_Do this:_
Pick out the lines below that include the string "information".

_Excerpted data:_
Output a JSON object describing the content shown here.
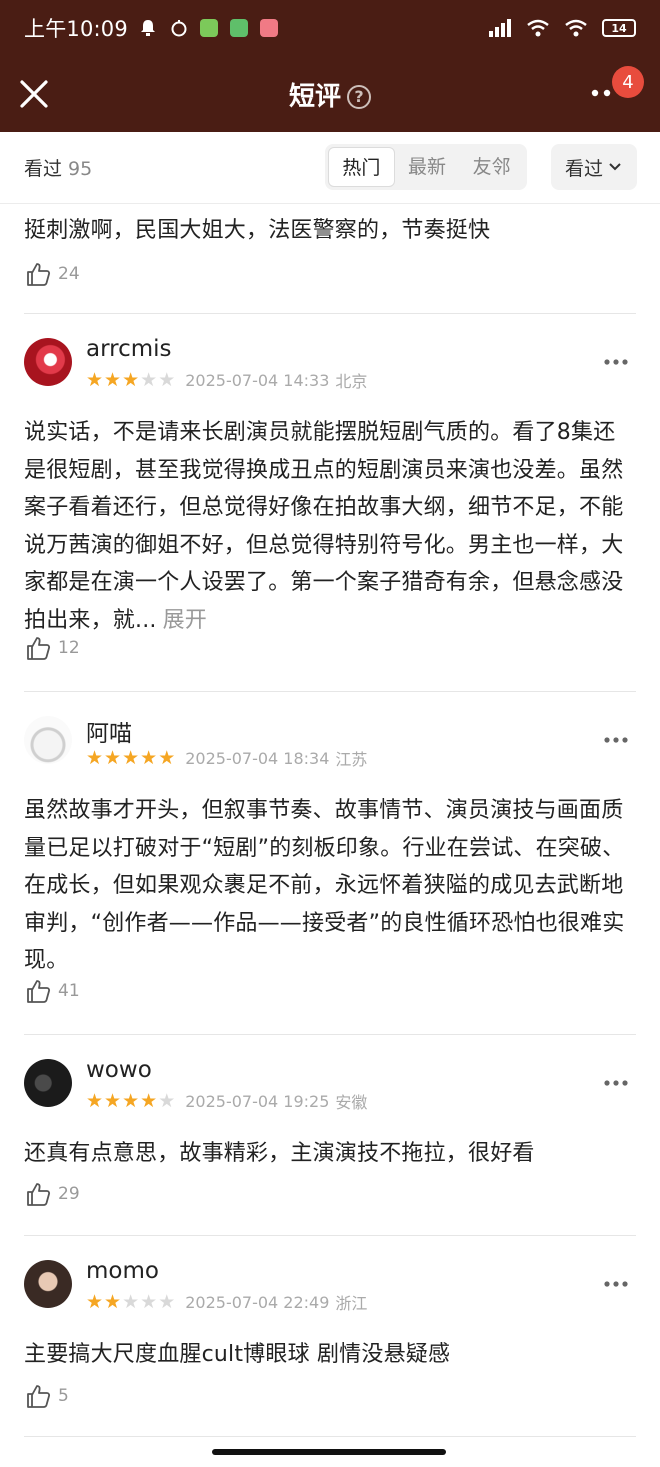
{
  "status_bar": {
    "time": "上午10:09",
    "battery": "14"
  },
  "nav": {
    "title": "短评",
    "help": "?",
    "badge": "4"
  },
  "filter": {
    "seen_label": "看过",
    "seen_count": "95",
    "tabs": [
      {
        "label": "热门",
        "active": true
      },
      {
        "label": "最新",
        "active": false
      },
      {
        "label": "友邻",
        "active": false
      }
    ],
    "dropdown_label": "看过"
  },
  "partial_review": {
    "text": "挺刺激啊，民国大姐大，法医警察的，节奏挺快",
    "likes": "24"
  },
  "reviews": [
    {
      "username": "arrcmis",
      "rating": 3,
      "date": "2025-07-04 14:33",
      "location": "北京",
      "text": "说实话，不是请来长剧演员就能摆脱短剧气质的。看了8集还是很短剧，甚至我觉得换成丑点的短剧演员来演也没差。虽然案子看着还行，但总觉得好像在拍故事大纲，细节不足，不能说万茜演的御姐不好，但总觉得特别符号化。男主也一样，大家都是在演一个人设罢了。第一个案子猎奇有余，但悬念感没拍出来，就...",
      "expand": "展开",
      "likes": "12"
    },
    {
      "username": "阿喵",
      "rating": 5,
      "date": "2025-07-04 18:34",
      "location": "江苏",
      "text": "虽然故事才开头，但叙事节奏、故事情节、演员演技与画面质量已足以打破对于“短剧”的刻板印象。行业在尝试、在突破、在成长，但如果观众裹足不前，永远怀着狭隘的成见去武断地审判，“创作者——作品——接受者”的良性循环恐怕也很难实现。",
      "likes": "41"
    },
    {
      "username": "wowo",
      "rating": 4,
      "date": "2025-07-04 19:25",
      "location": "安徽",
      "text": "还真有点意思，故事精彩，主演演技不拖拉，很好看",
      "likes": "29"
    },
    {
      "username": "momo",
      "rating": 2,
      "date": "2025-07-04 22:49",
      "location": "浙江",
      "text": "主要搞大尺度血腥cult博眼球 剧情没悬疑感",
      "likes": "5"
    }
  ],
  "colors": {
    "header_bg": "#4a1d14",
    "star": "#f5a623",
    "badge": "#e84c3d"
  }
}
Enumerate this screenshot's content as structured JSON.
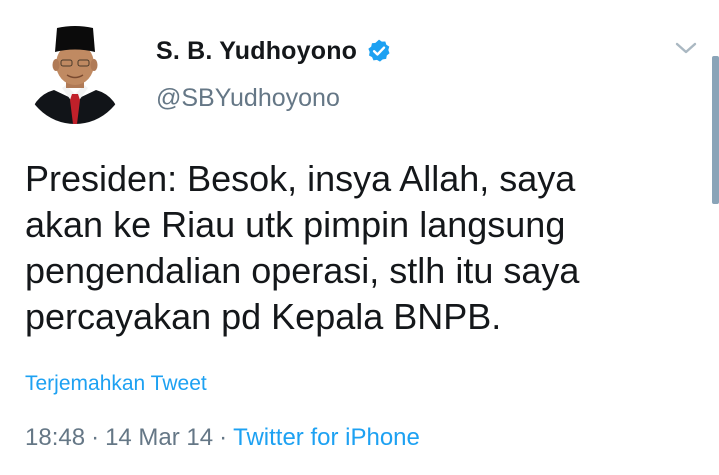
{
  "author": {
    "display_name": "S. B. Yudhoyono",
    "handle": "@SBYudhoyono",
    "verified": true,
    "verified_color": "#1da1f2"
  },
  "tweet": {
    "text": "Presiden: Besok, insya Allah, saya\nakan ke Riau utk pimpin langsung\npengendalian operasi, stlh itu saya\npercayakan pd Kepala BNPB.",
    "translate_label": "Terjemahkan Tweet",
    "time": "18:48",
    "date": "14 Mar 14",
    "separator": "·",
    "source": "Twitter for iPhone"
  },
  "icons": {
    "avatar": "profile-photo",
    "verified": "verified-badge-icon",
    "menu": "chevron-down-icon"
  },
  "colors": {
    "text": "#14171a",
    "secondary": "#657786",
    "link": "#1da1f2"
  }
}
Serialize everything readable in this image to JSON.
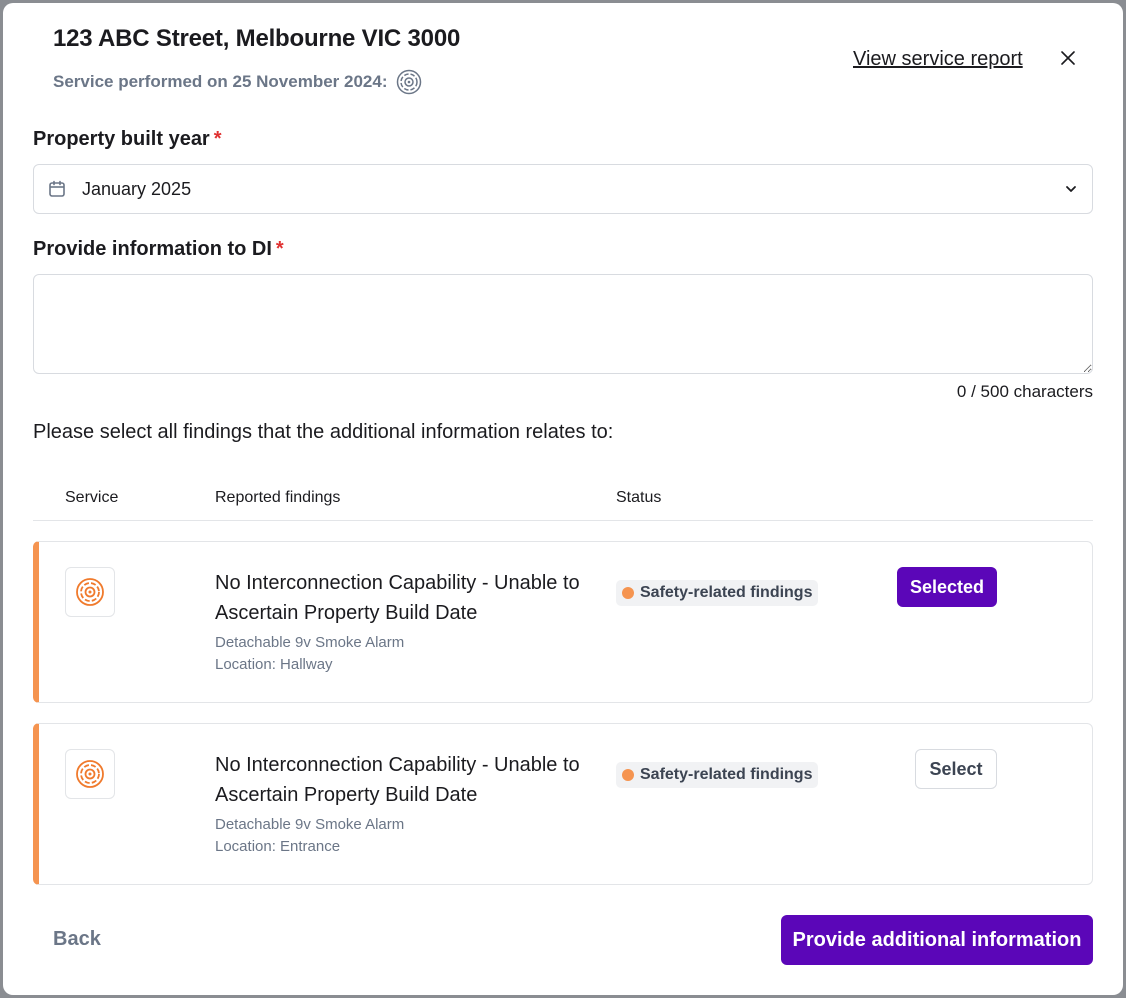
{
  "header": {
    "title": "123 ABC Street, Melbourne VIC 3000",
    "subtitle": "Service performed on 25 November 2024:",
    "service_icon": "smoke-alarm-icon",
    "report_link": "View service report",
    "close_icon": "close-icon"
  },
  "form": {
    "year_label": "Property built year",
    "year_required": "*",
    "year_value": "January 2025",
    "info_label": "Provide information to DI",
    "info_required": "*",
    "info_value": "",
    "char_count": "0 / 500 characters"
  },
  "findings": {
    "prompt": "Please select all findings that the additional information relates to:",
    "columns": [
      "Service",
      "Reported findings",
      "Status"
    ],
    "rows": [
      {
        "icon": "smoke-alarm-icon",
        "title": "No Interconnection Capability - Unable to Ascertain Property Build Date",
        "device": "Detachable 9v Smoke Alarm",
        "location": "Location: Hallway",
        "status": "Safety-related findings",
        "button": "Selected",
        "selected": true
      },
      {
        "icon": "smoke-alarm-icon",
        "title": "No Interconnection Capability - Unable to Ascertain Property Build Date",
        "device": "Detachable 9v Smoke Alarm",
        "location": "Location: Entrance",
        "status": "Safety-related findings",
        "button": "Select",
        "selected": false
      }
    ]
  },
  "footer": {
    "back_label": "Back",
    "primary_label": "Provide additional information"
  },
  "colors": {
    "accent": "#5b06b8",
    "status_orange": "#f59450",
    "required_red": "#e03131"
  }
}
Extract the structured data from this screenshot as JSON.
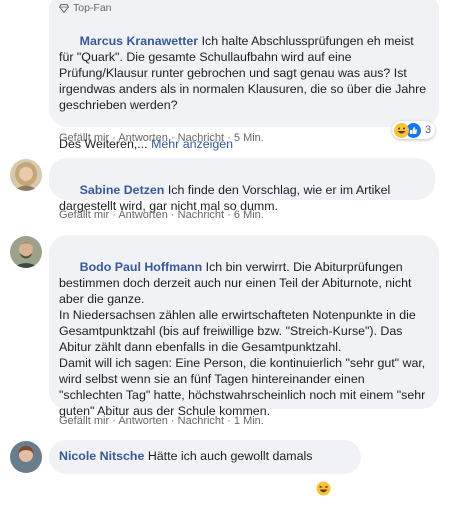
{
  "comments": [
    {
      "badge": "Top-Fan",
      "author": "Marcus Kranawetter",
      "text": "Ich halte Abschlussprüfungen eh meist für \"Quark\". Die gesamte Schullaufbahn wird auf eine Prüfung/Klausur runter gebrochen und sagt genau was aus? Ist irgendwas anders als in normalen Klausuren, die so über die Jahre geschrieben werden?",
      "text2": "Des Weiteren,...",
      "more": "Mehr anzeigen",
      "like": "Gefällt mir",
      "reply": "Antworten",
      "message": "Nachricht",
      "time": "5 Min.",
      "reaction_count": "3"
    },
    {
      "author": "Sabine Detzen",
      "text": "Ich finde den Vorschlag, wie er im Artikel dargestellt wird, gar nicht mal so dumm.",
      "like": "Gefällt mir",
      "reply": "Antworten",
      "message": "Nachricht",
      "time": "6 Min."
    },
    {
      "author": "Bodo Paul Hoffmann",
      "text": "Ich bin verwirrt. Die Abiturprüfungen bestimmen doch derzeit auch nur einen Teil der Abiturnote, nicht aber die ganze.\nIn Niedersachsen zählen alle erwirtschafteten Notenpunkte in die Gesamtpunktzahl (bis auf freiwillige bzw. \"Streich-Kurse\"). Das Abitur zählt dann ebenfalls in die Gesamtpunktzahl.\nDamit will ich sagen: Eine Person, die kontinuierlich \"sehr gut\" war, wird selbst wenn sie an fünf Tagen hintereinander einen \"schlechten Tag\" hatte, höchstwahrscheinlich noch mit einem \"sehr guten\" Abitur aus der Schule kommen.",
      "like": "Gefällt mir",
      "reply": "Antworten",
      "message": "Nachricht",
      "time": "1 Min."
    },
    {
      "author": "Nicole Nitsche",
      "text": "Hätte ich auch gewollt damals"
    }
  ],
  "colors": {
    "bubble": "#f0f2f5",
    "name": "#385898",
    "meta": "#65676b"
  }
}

_Exercise answer:_
    "info_label": "Provide information to DI",
    "prompt": "Please select all findings that the additional information relates to:",
    "primary_label": "Provide additional information"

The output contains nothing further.